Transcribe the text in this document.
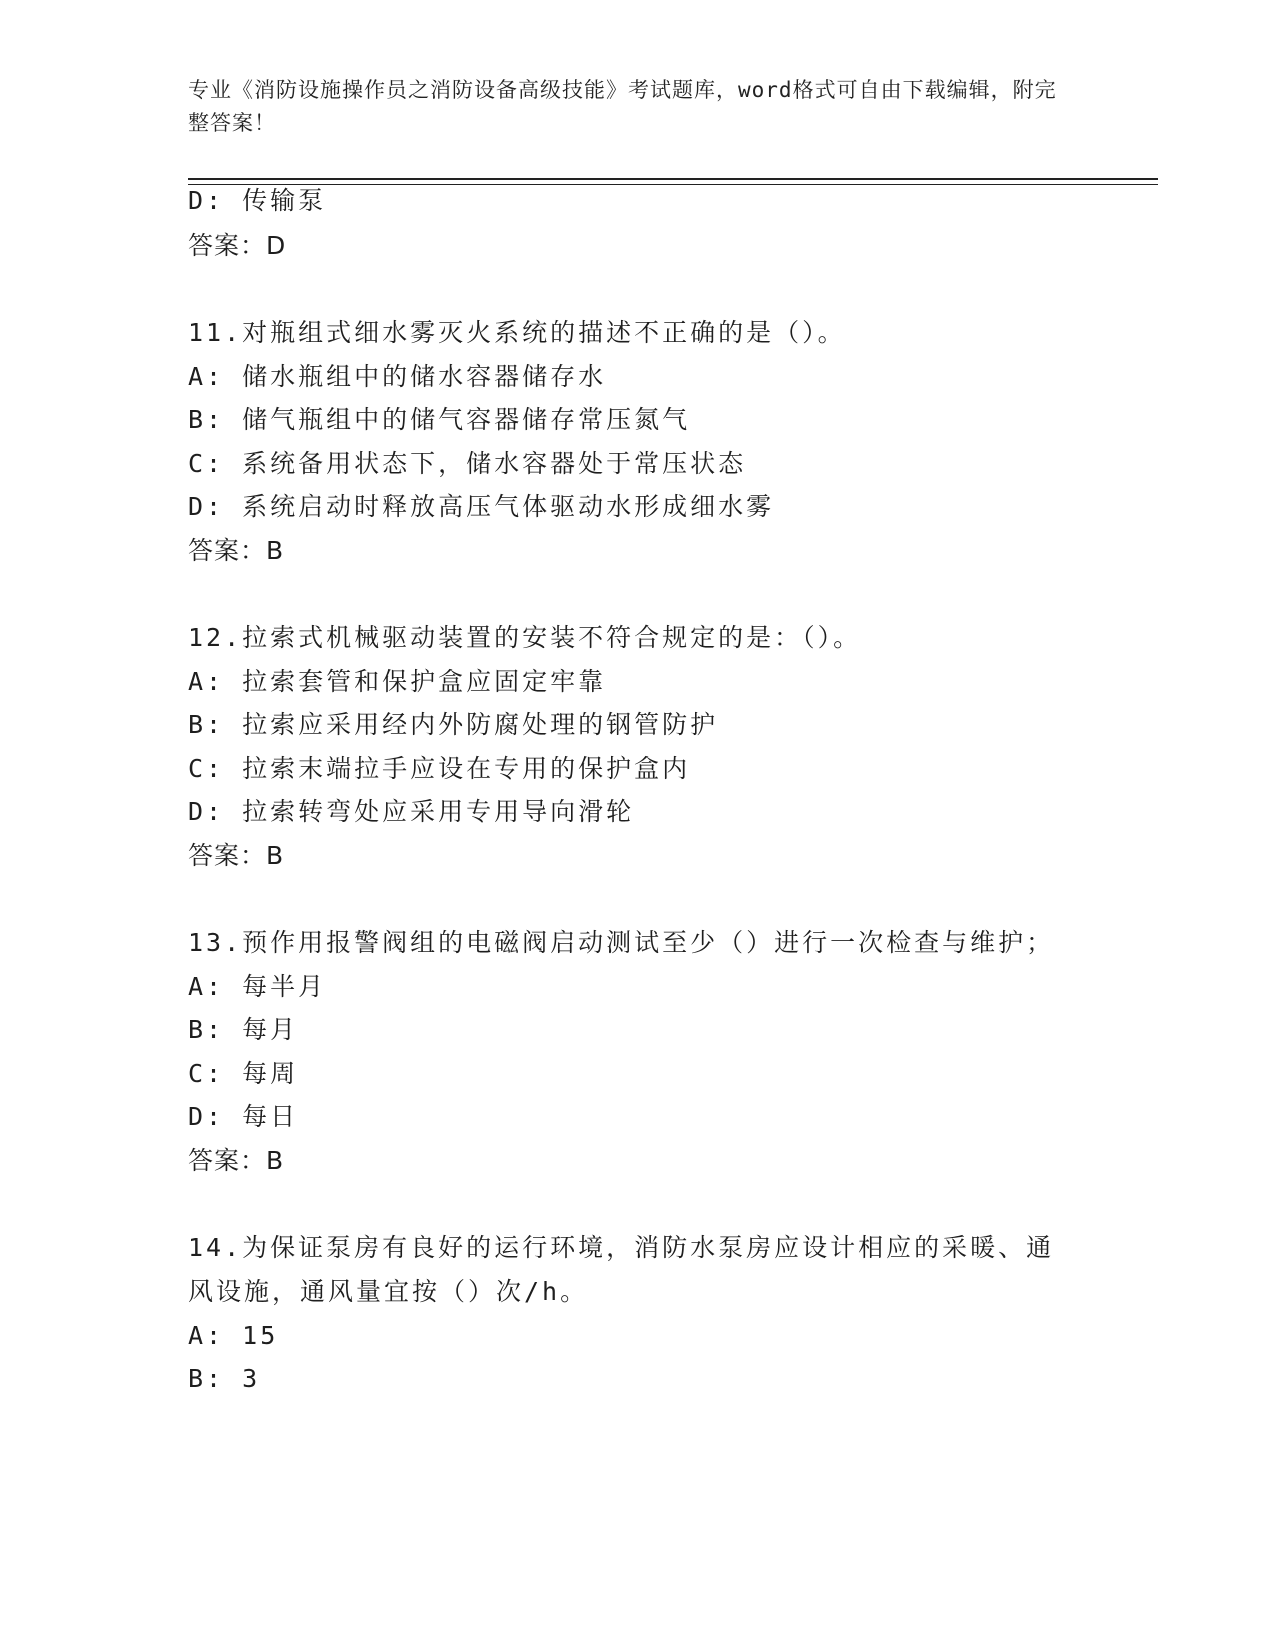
专业《消防设施操作员之消防设备高级技能》考试题库，word格式可自由下载编辑，附完整答案！
D: 传输泵
答案：D
11.对瓶组式细水雾灭火系统的描述不正确的是（）。
A: 储水瓶组中的储水容器储存水
B: 储气瓶组中的储气容器储存常压氮气
C: 系统备用状态下，储水容器处于常压状态
D: 系统启动时释放高压气体驱动水形成细水雾
答案：B
12.拉索式机械驱动装置的安装不符合规定的是：（）。
A: 拉索套管和保护盒应固定牢靠
B: 拉索应采用经内外防腐处理的钢管防护
C: 拉索末端拉手应设在专用的保护盒内
D: 拉索转弯处应采用专用导向滑轮
答案：B
13.预作用报警阀组的电磁阀启动测试至少（）进行一次检查与维护；
A: 每半月
B: 每月
C: 每周
D: 每日
答案：B
14.为保证泵房有良好的运行环境，消防水泵房应设计相应的采暖、通
风设施，通风量宜按（）次/h。
A: 15
B: 3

--------------------------------------------------

▶ [Required task]
Transcribe the records above verbatim. Do not carry over any picture.

▶ [Response to this exercise]
Transcribe the text in this document.
专业《消防设施操作员之消防设备高级技能》考试题库，word格式可自由下载编辑，附完整答案！
D: 传输泵
答案：D
11.对瓶组式细水雾灭火系统的描述不正确的是（）。
A: 储水瓶组中的储水容器储存水
B: 储气瓶组中的储气容器储存常压氮气
C: 系统备用状态下，储水容器处于常压状态
D: 系统启动时释放高压气体驱动水形成细水雾
答案：B
12.拉索式机械驱动装置的安装不符合规定的是：（）。
A: 拉索套管和保护盒应固定牢靠
B: 拉索应采用经内外防腐处理的钢管防护
C: 拉索末端拉手应设在专用的保护盒内
D: 拉索转弯处应采用专用导向滑轮
答案：B
13.预作用报警阀组的电磁阀启动测试至少（）进行一次检查与维护；
A: 每半月
B: 每月
C: 每周
D: 每日
答案：B
14.为保证泵房有良好的运行环境，消防水泵房应设计相应的采暖、通
风设施，通风量宜按（）次/h。
A: 15
B: 3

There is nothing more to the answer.